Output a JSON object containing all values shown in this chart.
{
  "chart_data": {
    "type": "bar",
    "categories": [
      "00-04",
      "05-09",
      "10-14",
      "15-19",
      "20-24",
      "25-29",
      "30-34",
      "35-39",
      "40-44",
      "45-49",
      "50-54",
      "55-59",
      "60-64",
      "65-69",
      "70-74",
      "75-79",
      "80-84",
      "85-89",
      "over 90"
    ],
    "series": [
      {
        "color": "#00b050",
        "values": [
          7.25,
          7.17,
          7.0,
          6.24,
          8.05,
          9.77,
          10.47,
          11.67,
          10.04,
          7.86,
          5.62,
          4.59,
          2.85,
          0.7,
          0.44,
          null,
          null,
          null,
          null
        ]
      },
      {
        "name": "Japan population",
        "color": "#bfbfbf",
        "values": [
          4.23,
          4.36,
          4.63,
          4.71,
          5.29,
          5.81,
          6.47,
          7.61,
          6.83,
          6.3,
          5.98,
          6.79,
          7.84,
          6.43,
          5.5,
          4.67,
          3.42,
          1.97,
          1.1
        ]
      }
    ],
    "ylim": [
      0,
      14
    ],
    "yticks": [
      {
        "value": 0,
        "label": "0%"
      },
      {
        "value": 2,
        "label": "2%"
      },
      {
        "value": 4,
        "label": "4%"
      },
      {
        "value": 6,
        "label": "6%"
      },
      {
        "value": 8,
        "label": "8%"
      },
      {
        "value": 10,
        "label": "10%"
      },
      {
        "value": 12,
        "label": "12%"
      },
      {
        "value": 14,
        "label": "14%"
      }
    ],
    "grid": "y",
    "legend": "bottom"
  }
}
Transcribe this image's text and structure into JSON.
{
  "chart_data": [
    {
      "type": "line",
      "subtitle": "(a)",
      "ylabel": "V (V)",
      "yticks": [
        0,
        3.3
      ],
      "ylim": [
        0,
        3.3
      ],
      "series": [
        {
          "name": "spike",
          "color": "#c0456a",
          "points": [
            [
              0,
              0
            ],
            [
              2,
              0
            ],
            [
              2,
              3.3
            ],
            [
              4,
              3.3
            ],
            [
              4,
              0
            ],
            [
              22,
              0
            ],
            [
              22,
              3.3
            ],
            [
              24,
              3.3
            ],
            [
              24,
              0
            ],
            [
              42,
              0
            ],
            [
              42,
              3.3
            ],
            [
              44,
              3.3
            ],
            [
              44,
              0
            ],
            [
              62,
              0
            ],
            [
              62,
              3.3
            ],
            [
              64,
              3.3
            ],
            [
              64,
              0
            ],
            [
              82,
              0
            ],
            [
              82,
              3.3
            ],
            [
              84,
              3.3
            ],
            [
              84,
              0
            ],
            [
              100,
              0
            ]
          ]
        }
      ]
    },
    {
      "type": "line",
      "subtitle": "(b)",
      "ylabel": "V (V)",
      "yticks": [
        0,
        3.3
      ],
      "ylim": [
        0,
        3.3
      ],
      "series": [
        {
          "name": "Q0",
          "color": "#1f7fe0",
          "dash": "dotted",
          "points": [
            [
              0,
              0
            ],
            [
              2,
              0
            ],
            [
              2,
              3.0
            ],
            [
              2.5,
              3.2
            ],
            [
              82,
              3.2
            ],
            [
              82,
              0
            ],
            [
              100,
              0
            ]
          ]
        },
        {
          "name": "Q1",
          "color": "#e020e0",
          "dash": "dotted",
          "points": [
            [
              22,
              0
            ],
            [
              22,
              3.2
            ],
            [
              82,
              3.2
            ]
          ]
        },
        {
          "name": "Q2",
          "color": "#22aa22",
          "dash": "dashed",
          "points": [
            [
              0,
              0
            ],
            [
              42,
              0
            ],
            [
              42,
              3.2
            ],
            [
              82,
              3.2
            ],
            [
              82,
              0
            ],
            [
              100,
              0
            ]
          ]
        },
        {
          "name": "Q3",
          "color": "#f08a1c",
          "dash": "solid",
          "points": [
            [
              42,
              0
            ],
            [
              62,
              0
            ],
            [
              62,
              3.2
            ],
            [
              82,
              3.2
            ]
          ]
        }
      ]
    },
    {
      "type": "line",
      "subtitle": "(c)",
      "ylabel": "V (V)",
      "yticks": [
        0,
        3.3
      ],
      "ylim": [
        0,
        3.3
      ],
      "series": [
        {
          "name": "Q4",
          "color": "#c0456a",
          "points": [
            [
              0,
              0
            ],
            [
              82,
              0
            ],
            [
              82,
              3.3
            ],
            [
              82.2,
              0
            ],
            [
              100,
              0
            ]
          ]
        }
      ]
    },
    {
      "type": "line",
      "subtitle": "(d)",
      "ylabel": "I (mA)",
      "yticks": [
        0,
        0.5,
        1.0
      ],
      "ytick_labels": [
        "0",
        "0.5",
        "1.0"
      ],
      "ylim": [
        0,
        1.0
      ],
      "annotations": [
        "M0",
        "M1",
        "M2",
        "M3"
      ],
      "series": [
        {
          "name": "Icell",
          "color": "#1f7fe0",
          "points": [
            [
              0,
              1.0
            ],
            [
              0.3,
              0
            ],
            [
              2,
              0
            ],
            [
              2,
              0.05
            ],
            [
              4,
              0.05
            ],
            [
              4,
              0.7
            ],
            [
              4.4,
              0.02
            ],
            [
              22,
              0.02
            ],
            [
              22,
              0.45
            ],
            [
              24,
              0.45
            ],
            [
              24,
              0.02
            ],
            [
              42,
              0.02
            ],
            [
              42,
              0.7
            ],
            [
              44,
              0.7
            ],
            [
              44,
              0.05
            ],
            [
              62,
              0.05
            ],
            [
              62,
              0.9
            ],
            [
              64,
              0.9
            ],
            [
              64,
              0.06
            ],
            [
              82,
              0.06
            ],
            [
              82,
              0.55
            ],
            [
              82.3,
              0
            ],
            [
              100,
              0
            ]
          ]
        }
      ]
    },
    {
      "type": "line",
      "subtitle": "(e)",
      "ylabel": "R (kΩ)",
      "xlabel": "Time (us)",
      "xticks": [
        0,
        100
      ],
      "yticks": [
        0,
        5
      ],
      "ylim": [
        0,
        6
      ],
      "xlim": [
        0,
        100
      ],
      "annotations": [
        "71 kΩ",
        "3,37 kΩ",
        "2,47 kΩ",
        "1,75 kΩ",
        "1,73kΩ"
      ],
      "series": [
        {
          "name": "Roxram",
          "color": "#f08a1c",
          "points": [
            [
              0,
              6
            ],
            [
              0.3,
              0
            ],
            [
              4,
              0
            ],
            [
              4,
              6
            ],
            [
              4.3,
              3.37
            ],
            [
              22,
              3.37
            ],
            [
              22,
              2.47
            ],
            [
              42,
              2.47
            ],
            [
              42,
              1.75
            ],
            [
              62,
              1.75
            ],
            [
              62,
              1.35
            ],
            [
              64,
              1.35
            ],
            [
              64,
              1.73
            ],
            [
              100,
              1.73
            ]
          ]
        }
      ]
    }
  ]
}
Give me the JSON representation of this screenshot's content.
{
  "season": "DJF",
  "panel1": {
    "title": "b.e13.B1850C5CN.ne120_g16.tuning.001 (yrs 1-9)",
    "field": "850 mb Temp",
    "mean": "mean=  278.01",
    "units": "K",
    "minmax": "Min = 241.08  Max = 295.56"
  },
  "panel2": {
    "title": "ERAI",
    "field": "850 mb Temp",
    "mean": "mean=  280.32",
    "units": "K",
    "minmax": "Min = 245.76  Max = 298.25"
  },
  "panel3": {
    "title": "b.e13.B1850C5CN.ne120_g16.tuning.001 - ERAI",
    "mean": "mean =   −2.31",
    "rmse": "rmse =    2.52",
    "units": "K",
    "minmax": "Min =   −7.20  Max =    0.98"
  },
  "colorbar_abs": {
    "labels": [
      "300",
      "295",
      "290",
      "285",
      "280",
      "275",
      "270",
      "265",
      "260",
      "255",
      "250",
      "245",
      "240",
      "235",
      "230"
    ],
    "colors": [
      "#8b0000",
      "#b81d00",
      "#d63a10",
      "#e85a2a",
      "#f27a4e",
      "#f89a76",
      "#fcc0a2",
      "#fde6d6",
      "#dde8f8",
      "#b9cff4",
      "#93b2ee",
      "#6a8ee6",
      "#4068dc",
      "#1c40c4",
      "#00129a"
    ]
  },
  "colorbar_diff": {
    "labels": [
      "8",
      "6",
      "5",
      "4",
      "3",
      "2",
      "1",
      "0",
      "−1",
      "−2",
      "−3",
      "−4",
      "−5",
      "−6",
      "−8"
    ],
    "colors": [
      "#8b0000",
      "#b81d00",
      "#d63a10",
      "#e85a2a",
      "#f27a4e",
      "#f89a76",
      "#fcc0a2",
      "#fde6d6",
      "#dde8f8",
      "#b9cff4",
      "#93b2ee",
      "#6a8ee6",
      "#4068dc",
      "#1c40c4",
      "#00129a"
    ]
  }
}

■ ■ ■ ■ ■ ■ ■

Your task is to gather all lines from the entries above that hold the word "mean".

_Exercise answer_.
    "mean": "mean=  278.01",
    "mean": "mean=  280.32",
    "mean": "mean =   −2.31",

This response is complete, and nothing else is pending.